* Start Items *

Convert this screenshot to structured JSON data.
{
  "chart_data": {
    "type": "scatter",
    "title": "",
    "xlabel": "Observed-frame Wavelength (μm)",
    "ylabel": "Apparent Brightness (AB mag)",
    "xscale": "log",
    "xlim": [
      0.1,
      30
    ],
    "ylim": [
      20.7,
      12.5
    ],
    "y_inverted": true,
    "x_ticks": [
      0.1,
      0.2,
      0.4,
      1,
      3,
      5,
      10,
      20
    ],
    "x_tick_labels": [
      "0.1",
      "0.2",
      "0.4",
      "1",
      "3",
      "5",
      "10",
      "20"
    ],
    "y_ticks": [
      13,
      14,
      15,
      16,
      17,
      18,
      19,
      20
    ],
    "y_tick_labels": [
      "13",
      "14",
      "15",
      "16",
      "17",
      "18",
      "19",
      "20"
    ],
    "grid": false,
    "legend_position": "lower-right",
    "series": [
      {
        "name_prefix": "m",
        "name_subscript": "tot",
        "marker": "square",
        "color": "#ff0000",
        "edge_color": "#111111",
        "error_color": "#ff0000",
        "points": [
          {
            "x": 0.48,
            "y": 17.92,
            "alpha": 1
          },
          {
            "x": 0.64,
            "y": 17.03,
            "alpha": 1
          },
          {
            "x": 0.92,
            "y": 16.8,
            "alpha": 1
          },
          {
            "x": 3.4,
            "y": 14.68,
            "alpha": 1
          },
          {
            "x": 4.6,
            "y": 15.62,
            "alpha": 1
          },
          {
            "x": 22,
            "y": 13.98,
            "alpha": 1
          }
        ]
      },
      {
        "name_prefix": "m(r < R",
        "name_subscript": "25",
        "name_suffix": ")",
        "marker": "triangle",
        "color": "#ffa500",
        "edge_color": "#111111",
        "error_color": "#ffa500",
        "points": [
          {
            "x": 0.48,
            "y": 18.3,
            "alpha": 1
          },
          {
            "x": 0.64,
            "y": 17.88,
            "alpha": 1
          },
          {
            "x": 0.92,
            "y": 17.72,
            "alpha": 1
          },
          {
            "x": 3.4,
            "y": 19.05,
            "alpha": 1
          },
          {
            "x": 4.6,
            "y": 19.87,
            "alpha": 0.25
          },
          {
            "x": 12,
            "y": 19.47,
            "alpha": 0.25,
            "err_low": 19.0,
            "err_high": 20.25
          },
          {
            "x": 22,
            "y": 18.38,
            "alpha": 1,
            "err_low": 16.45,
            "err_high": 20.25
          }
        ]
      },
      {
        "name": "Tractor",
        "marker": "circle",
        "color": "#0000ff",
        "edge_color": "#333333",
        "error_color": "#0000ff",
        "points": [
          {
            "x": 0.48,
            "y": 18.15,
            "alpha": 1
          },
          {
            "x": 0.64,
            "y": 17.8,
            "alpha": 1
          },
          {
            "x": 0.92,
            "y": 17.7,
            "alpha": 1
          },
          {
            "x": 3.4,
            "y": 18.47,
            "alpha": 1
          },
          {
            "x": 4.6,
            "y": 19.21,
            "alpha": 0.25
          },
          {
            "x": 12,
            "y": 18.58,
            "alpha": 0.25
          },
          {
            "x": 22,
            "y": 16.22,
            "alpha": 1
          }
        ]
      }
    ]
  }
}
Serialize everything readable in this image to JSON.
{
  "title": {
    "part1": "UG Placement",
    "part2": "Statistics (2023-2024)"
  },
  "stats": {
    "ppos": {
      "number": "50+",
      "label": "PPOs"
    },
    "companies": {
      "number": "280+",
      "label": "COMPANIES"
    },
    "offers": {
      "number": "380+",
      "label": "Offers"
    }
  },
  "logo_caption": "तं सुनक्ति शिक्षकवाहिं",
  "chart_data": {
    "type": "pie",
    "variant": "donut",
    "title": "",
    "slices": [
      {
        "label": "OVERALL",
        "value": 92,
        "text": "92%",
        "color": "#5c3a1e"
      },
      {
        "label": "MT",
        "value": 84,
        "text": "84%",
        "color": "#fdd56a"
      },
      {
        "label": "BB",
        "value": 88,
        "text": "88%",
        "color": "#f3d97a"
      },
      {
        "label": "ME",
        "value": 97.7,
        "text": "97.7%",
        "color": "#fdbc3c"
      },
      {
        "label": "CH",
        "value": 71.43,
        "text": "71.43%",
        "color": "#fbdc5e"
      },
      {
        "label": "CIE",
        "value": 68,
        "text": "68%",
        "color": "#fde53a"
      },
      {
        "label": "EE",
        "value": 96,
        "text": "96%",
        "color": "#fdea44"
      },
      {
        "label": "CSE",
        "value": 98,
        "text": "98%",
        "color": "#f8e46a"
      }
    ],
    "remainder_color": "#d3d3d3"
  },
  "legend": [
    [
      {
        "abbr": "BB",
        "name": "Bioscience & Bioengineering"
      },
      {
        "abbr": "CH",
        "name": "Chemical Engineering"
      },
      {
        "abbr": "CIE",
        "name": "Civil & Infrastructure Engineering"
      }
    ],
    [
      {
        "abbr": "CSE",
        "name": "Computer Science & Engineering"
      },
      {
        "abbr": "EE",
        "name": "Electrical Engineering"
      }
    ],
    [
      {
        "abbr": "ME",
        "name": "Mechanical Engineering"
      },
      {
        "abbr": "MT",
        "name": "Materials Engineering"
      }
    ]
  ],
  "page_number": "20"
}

* End Items *

Given task ▸ Print the material verbatim, all of it.

Correct answer ▸
Convert this screenshot to structured JSON data.
{
  "chart_data": {
    "type": "scatter",
    "title": "",
    "xlabel": "Observed-frame Wavelength (μm)",
    "ylabel": "Apparent Brightness (AB mag)",
    "xscale": "log",
    "xlim": [
      0.1,
      30
    ],
    "ylim": [
      20.7,
      12.5
    ],
    "y_inverted": true,
    "x_ticks": [
      0.1,
      0.2,
      0.4,
      1,
      3,
      5,
      10,
      20
    ],
    "x_tick_labels": [
      "0.1",
      "0.2",
      "0.4",
      "1",
      "3",
      "5",
      "10",
      "20"
    ],
    "y_ticks": [
      13,
      14,
      15,
      16,
      17,
      18,
      19,
      20
    ],
    "y_tick_labels": [
      "13",
      "14",
      "15",
      "16",
      "17",
      "18",
      "19",
      "20"
    ],
    "grid": false,
    "legend_position": "lower-right",
    "series": [
      {
        "name_prefix": "m",
        "name_subscript": "tot",
        "marker": "square",
        "color": "#ff0000",
        "edge_color": "#111111",
        "error_color": "#ff0000",
        "points": [
          {
            "x": 0.48,
            "y": 17.92,
            "alpha": 1
          },
          {
            "x": 0.64,
            "y": 17.03,
            "alpha": 1
          },
          {
            "x": 0.92,
            "y": 16.8,
            "alpha": 1
          },
          {
            "x": 3.4,
            "y": 14.68,
            "alpha": 1
          },
          {
            "x": 4.6,
            "y": 15.62,
            "alpha": 1
          },
          {
            "x": 22,
            "y": 13.98,
            "alpha": 1
          }
        ]
      },
      {
        "name_prefix": "m(r < R",
        "name_subscript": "25",
        "name_suffix": ")",
        "marker": "triangle",
        "color": "#ffa500",
        "edge_color": "#111111",
        "error_color": "#ffa500",
        "points": [
          {
            "x": 0.48,
            "y": 18.3,
            "alpha": 1
          },
          {
            "x": 0.64,
            "y": 17.88,
            "alpha": 1
          },
          {
            "x": 0.92,
            "y": 17.72,
            "alpha": 1
          },
          {
            "x": 3.4,
            "y": 19.05,
            "alpha": 1
          },
          {
            "x": 4.6,
            "y": 19.87,
            "alpha": 0.25
          },
          {
            "x": 12,
            "y": 19.47,
            "alpha": 0.25,
            "err_low": 19.0,
            "err_high": 20.25
          },
          {
            "x": 22,
            "y": 18.38,
            "alpha": 1,
            "err_low": 16.45,
            "err_high": 20.25
          }
        ]
      },
      {
        "name": "Tractor",
        "marker": "circle",
        "color": "#0000ff",
        "edge_color": "#333333",
        "error_color": "#0000ff",
        "points": [
          {
            "x": 0.48,
            "y": 18.15,
            "alpha": 1
          },
          {
            "x": 0.64,
            "y": 17.8,
            "alpha": 1
          },
          {
            "x": 0.92,
            "y": 17.7,
            "alpha": 1
          },
          {
            "x": 3.4,
            "y": 18.47,
            "alpha": 1
          },
          {
            "x": 4.6,
            "y": 19.21,
            "alpha": 0.25
          },
          {
            "x": 12,
            "y": 18.58,
            "alpha": 0.25
          },
          {
            "x": 22,
            "y": 16.22,
            "alpha": 1
          }
        ]
      }
    ]
  }
}
Serialize everything readable in this image to JSON.
{
  "title": {
    "part1": "UG Placement",
    "part2": "Statistics (2023-2024)"
  },
  "stats": {
    "ppos": {
      "number": "50+",
      "label": "PPOs"
    },
    "companies": {
      "number": "280+",
      "label": "COMPANIES"
    },
    "offers": {
      "number": "380+",
      "label": "Offers"
    }
  },
  "logo_caption": "तं सुनक्ति शिक्षकवाहिं",
  "chart_data": {
    "type": "pie",
    "variant": "donut",
    "title": "",
    "slices": [
      {
        "label": "OVERALL",
        "value": 92,
        "text": "92%",
        "color": "#5c3a1e"
      },
      {
        "label": "MT",
        "value": 84,
        "text": "84%",
        "color": "#fdd56a"
      },
      {
        "label": "BB",
        "value": 88,
        "text": "88%",
        "color": "#f3d97a"
      },
      {
        "label": "ME",
        "value": 97.7,
        "text": "97.7%",
        "color": "#fdbc3c"
      },
      {
        "label": "CH",
        "value": 71.43,
        "text": "71.43%",
        "color": "#fbdc5e"
      },
      {
        "label": "CIE",
        "value": 68,
        "text": "68%",
        "color": "#fde53a"
      },
      {
        "label": "EE",
        "value": 96,
        "text": "96%",
        "color": "#fdea44"
      },
      {
        "label": "CSE",
        "value": 98,
        "text": "98%",
        "color": "#f8e46a"
      }
    ],
    "remainder_color": "#d3d3d3"
  },
  "legend": [
    [
      {
        "abbr": "BB",
        "name": "Bioscience & Bioengineering"
      },
      {
        "abbr": "CH",
        "name": "Chemical Engineering"
      },
      {
        "abbr": "CIE",
        "name": "Civil & Infrastructure Engineering"
      }
    ],
    [
      {
        "abbr": "CSE",
        "name": "Computer Science & Engineering"
      },
      {
        "abbr": "EE",
        "name": "Electrical Engineering"
      }
    ],
    [
      {
        "abbr": "ME",
        "name": "Mechanical Engineering"
      },
      {
        "abbr": "MT",
        "name": "Materials Engineering"
      }
    ]
  ],
  "page_number": "20"
}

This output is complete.